• **TASK DETAILS**:
Filter this material down to the lines that hold "JSON", copying each one.

Data entries for graphics:
..............................

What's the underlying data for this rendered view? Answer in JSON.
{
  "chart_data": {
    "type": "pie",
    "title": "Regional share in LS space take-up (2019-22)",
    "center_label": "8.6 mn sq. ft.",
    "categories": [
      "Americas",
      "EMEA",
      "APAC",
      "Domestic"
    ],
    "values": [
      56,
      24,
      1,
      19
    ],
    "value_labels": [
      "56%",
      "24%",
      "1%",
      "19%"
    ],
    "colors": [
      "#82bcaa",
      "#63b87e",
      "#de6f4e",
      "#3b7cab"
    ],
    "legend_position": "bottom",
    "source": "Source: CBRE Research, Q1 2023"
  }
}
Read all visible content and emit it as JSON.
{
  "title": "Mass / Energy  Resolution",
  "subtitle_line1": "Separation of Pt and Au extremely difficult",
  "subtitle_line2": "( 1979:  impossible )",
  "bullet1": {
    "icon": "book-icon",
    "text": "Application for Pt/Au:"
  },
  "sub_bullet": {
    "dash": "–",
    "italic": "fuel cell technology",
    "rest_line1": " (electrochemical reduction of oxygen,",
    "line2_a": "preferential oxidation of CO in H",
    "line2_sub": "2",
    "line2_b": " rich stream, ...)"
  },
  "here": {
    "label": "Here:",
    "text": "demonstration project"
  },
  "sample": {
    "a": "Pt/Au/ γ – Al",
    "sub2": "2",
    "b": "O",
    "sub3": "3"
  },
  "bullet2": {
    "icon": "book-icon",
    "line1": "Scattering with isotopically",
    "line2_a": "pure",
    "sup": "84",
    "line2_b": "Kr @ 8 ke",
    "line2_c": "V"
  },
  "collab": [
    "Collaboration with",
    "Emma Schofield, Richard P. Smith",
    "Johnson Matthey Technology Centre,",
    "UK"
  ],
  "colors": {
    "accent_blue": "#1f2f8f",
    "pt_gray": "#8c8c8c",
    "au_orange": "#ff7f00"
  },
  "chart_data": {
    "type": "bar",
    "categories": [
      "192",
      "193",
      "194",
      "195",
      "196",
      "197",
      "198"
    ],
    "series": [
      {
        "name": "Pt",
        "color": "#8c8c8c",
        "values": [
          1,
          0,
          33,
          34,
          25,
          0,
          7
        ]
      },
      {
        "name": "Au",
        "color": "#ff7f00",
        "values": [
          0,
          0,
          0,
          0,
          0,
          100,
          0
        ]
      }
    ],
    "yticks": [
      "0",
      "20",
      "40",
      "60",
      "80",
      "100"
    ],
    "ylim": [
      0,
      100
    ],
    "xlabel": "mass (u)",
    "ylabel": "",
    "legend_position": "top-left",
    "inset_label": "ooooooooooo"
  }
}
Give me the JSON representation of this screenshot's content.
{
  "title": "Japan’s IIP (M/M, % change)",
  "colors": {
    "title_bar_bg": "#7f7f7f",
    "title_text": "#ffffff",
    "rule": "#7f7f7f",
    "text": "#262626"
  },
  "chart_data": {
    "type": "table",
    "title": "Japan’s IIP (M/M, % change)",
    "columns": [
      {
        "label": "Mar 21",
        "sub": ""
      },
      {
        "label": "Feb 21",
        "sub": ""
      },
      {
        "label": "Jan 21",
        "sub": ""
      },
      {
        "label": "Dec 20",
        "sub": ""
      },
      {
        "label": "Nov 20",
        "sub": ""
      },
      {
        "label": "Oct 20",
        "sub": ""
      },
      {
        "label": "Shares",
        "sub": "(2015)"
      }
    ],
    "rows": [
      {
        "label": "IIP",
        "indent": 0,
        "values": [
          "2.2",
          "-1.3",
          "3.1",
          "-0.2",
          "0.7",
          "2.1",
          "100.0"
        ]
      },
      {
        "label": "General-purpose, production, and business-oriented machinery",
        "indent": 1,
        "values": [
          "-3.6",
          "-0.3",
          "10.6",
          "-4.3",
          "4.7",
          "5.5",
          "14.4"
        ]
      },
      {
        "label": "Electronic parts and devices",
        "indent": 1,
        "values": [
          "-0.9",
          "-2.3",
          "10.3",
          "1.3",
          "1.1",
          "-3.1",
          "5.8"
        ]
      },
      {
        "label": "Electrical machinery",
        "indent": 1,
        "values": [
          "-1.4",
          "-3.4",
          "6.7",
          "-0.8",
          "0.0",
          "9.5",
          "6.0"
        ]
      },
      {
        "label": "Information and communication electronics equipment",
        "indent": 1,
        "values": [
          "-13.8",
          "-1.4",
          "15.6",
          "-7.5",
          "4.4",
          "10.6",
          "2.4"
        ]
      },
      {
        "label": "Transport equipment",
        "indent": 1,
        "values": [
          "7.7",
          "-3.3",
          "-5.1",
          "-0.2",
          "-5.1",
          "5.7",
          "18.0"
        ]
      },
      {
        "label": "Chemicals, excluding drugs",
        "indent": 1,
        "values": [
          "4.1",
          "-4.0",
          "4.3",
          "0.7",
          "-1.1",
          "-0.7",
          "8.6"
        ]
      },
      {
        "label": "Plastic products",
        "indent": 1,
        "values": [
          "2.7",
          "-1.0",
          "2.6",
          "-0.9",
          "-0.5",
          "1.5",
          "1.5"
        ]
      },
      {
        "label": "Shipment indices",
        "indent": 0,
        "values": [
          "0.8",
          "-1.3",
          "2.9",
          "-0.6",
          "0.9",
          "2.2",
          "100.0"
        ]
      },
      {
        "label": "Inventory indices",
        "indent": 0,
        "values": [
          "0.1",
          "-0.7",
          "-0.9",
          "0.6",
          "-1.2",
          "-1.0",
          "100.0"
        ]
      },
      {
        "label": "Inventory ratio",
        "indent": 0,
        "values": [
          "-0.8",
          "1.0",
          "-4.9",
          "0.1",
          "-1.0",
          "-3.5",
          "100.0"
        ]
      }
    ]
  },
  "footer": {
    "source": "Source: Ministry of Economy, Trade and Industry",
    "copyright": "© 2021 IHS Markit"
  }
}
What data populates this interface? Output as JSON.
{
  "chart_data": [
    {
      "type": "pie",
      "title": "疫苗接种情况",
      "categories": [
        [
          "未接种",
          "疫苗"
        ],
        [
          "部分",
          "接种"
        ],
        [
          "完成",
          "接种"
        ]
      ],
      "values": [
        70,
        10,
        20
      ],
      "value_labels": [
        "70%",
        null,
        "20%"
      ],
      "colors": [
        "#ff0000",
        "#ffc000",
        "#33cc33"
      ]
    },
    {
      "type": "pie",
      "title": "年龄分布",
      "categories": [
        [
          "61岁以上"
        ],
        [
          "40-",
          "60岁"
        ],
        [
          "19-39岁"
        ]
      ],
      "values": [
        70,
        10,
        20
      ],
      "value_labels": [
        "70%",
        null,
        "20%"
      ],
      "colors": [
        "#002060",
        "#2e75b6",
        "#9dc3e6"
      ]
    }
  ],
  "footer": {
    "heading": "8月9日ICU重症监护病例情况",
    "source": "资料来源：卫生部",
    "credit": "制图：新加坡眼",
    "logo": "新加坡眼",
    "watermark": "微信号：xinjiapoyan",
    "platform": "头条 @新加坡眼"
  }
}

..............................

• **TASK OUTPUT**:
What's the underlying data for this rendered view? Answer in JSON.
Read all visible content and emit it as JSON.
Give me the JSON representation of this screenshot's content.
What data populates this interface? Output as JSON.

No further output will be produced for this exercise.